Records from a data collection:

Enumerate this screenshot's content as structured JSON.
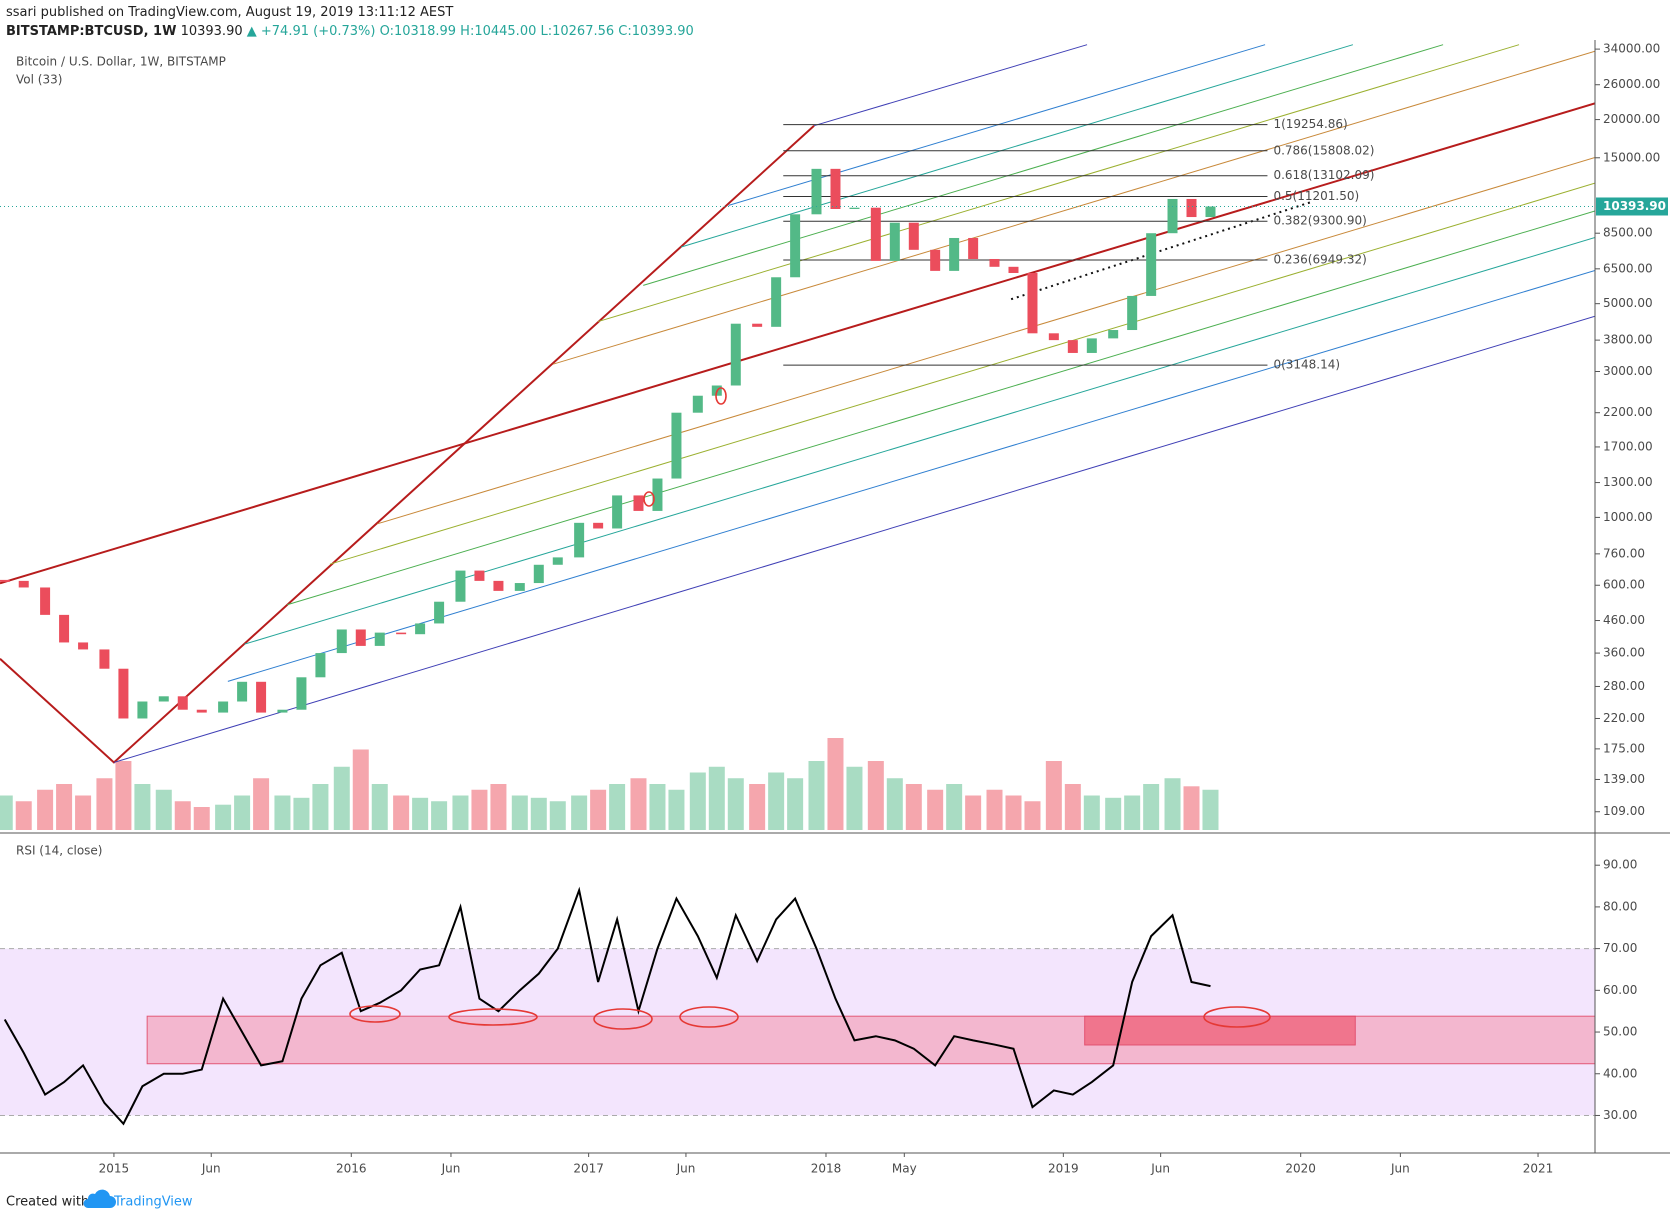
{
  "header": {
    "publisher": "ssari published on TradingView.com, August 19, 2019 13:11:12 AEST"
  },
  "chart_data": {
    "type": "candlestick",
    "title": "Bitcoin / U.S. Dollar, 1W, BITSTAMP",
    "symbol": "BITSTAMP:BTCUSD, 1W",
    "quote": {
      "last": "10393.90",
      "change": "▲ +74.91 (+0.73%)",
      "open": "O:10318.99",
      "high": "H:10445.00",
      "low": "L:10267.56",
      "close": "C:10393.90"
    },
    "x": [
      2014.54,
      2014.62,
      2014.71,
      2014.79,
      2014.87,
      2014.96,
      2015.04,
      2015.12,
      2015.21,
      2015.29,
      2015.37,
      2015.46,
      2015.54,
      2015.62,
      2015.71,
      2015.79,
      2015.87,
      2015.96,
      2016.04,
      2016.12,
      2016.21,
      2016.29,
      2016.37,
      2016.46,
      2016.54,
      2016.62,
      2016.71,
      2016.79,
      2016.87,
      2016.96,
      2017.04,
      2017.12,
      2017.21,
      2017.29,
      2017.37,
      2017.46,
      2017.54,
      2017.62,
      2017.71,
      2017.79,
      2017.87,
      2017.96,
      2018.04,
      2018.12,
      2018.21,
      2018.29,
      2018.37,
      2018.46,
      2018.54,
      2018.62,
      2018.71,
      2018.79,
      2018.87,
      2018.96,
      2019.04,
      2019.12,
      2019.21,
      2019.29,
      2019.37,
      2019.46,
      2019.54,
      2019.62
    ],
    "values": [
      620,
      590,
      480,
      390,
      370,
      320,
      220,
      250,
      260,
      235,
      230,
      250,
      290,
      230,
      235,
      300,
      360,
      430,
      380,
      420,
      415,
      450,
      530,
      670,
      620,
      575,
      610,
      700,
      740,
      960,
      920,
      1180,
      1050,
      1340,
      2200,
      2500,
      2700,
      4300,
      4200,
      6100,
      9800,
      13800,
      10200,
      10300,
      6900,
      9200,
      7500,
      6400,
      8200,
      7000,
      6600,
      6300,
      4000,
      3800,
      3450,
      3850,
      4100,
      5300,
      8500,
      11000,
      9600,
      10393.9
    ],
    "up_color": "#53b987",
    "down_color": "#eb4d5c",
    "log_scale": true,
    "xlim": [
      2014.52,
      2021.24
    ],
    "xticks": [
      2015,
      {
        "value": 2015.41,
        "label": "Jun"
      },
      2016,
      {
        "value": 2016.42,
        "label": "Jun"
      },
      2017,
      {
        "value": 2017.41,
        "label": "Jun"
      },
      2018,
      {
        "value": 2018.33,
        "label": "May"
      },
      2019,
      {
        "value": 2019.41,
        "label": "Jun"
      },
      2020,
      {
        "value": 2020.42,
        "label": "Jun"
      },
      2021
    ],
    "ylim": [
      95,
      35600
    ],
    "yticks": [
      {
        "value": 34000,
        "label": "34000.00"
      },
      {
        "value": 26000,
        "label": "26000.00"
      },
      {
        "value": 20000,
        "label": "20000.00"
      },
      {
        "value": 15000,
        "label": "15000.00"
      },
      {
        "value": 8500,
        "label": "8500.00"
      },
      {
        "value": 6500,
        "label": "6500.00"
      },
      {
        "value": 5000,
        "label": "5000.00"
      },
      {
        "value": 3800,
        "label": "3800.00"
      },
      {
        "value": 3000,
        "label": "3000.00"
      },
      {
        "value": 2200,
        "label": "2200.00"
      },
      {
        "value": 1700,
        "label": "1700.00"
      },
      {
        "value": 1300,
        "label": "1300.00"
      },
      {
        "value": 1000,
        "label": "1000.00"
      },
      {
        "value": 760,
        "label": "760.00"
      },
      {
        "value": 600,
        "label": "600.00"
      },
      {
        "value": 460,
        "label": "460.00"
      },
      {
        "value": 360,
        "label": "360.00"
      },
      {
        "value": 280,
        "label": "280.00"
      },
      {
        "value": 220,
        "label": "220.00"
      },
      {
        "value": 175,
        "label": "175.00"
      },
      {
        "value": 139,
        "label": "139.00"
      },
      {
        "value": 109,
        "label": "109.00"
      }
    ],
    "last_price": {
      "value": 10393.9,
      "label": "10393.90",
      "color": "#26a69a"
    },
    "volume": {
      "label": "Vol (33)",
      "ylim": [
        0,
        100
      ],
      "values": [
        30,
        25,
        35,
        40,
        30,
        45,
        60,
        40,
        35,
        25,
        20,
        22,
        30,
        45,
        30,
        28,
        40,
        55,
        70,
        40,
        30,
        28,
        25,
        30,
        35,
        40,
        30,
        28,
        25,
        30,
        35,
        40,
        45,
        40,
        35,
        50,
        55,
        45,
        40,
        50,
        45,
        60,
        80,
        55,
        60,
        45,
        40,
        35,
        40,
        30,
        35,
        30,
        25,
        60,
        40,
        30,
        28,
        30,
        40,
        45,
        38,
        35
      ]
    },
    "fib_x": [
      2017.82,
      2019.86
    ],
    "fib_levels": [
      {
        "value": 19254.86,
        "label": "1(19254.86)"
      },
      {
        "value": 15808.02,
        "label": "0.786(15808.02)"
      },
      {
        "value": 13102.09,
        "label": "0.618(13102.09)"
      },
      {
        "value": 11201.5,
        "label": "0.5(11201.50)"
      },
      {
        "value": 9300.9,
        "label": "0.382(9300.90)"
      },
      {
        "value": 6949.32,
        "label": "0.236(6949.32)"
      },
      {
        "value": 3148.14,
        "label": "0(3148.14)"
      }
    ],
    "drawings": [
      {
        "color": "#b71c1c",
        "width": 2,
        "points": [
          [
            2014.52,
            609
          ],
          [
            2021.24,
            22600
          ]
        ]
      },
      {
        "color": "#b71c1c",
        "width": 2,
        "points": [
          [
            2014.52,
            345
          ],
          [
            2015.0,
            158
          ],
          [
            2017.95,
            19100
          ]
        ]
      },
      {
        "color": "#3f3fb5",
        "width": 1,
        "points": [
          [
            2015.0,
            158
          ],
          [
            2021.24,
            4550
          ]
        ]
      },
      {
        "color": "#3f3fb5",
        "width": 1,
        "points": [
          [
            2017.95,
            19100
          ],
          [
            2019.1,
            35150
          ]
        ]
      },
      {
        "color": "#2f7fd0",
        "width": 1,
        "points": [
          [
            2017.59,
            10480
          ],
          [
            2019.85,
            35150
          ]
        ]
      },
      {
        "color": "#2f7fd0",
        "width": 1,
        "points": [
          [
            2015.48,
            291
          ],
          [
            2021.24,
            6420
          ]
        ]
      },
      {
        "color": "#26a69a",
        "width": 1,
        "points": [
          [
            2017.39,
            7660
          ],
          [
            2020.22,
            35150
          ]
        ]
      },
      {
        "color": "#26a69a",
        "width": 1,
        "points": [
          [
            2015.55,
            385
          ],
          [
            2021.24,
            8230
          ]
        ]
      },
      {
        "color": "#4caf50",
        "width": 1,
        "points": [
          [
            2017.23,
            5740
          ],
          [
            2020.6,
            35150
          ]
        ]
      },
      {
        "color": "#4caf50",
        "width": 1,
        "points": [
          [
            2015.73,
            518
          ],
          [
            2021.24,
            10050
          ]
        ]
      },
      {
        "color": "#9bb030",
        "width": 1,
        "points": [
          [
            2017.04,
            4370
          ],
          [
            2020.92,
            35150
          ]
        ]
      },
      {
        "color": "#9bb030",
        "width": 1,
        "points": [
          [
            2015.91,
            703
          ],
          [
            2021.24,
            12390
          ]
        ]
      },
      {
        "color": "#c8893a",
        "width": 1,
        "points": [
          [
            2016.85,
            3170
          ],
          [
            2021.24,
            33460
          ]
        ]
      },
      {
        "color": "#c8893a",
        "width": 1,
        "points": [
          [
            2016.11,
            953
          ],
          [
            2021.24,
            15030
          ]
        ]
      },
      {
        "color": "#111111",
        "width": 2,
        "dash": true,
        "points": [
          [
            2018.78,
            5170
          ],
          [
            2020.04,
            10720
          ]
        ]
      }
    ],
    "rsi": {
      "title": "RSI (14, close)",
      "color": "#000000",
      "values": [
        53,
        45,
        35,
        38,
        42,
        33,
        28,
        37,
        40,
        40,
        41,
        58,
        50,
        42,
        43,
        58,
        66,
        69,
        55,
        57,
        60,
        65,
        66,
        80,
        58,
        55,
        60,
        64,
        70,
        84,
        62,
        77,
        55,
        70,
        82,
        73,
        63,
        78,
        67,
        77,
        82,
        70,
        58,
        48,
        49,
        48,
        46,
        42,
        49,
        48,
        47,
        46,
        32,
        36,
        35,
        38,
        42,
        62,
        73,
        78,
        62,
        61
      ],
      "ylim": [
        21,
        97
      ],
      "yticks": [
        {
          "value": 90,
          "label": "90.00"
        },
        {
          "value": 80,
          "label": "80.00"
        },
        {
          "value": 70,
          "label": "70.00"
        },
        {
          "value": 60,
          "label": "60.00"
        },
        {
          "value": 50,
          "label": "50.00"
        },
        {
          "value": 40,
          "label": "40.00"
        },
        {
          "value": 30,
          "label": "30.00"
        }
      ],
      "band": [
        30,
        70
      ],
      "band_color": "#f3e5fd",
      "zones": [
        {
          "x": [
            2015.14,
            2021.24
          ],
          "y": [
            42.4,
            53.8
          ],
          "color": "#f4b0c8"
        },
        {
          "x": [
            2019.09,
            2020.23
          ],
          "y": [
            46.9,
            53.8
          ],
          "color": "#f06a82"
        }
      ]
    }
  },
  "footer": {
    "text": "Created with",
    "brand": "TradingView"
  }
}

## What you will do
Of the lines in the entries above, how many include "title"? Only the number should be given.

## Reply to the exercise
2